**WRITTEN INSTRUCTION**: Pull every line with the word "this" out of the entries below.

**DATA PROVIDED**:
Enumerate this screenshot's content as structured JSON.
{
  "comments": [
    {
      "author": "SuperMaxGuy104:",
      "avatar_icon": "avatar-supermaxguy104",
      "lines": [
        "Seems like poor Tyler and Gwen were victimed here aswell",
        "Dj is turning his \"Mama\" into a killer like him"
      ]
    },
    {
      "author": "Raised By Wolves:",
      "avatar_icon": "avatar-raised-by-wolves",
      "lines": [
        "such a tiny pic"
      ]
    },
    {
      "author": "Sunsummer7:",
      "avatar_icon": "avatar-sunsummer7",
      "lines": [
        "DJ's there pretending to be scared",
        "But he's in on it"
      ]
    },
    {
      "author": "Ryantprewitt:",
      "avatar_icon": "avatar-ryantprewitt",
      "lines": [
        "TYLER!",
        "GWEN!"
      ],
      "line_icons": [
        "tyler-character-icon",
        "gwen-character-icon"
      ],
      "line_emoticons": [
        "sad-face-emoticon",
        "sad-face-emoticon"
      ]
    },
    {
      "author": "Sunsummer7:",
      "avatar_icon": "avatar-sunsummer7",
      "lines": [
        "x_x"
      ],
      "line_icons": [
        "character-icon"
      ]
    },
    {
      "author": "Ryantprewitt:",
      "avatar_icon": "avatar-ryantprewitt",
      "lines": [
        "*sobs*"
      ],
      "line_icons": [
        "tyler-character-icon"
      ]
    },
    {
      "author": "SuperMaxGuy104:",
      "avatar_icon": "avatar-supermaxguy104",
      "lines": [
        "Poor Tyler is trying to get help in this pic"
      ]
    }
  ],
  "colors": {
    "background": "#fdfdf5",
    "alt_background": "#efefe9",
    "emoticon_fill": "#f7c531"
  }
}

**FINAL ANSWER**:
Enumerate this screenshot's content as structured JSON.
        "Poor Tyler is trying to get help in this pic"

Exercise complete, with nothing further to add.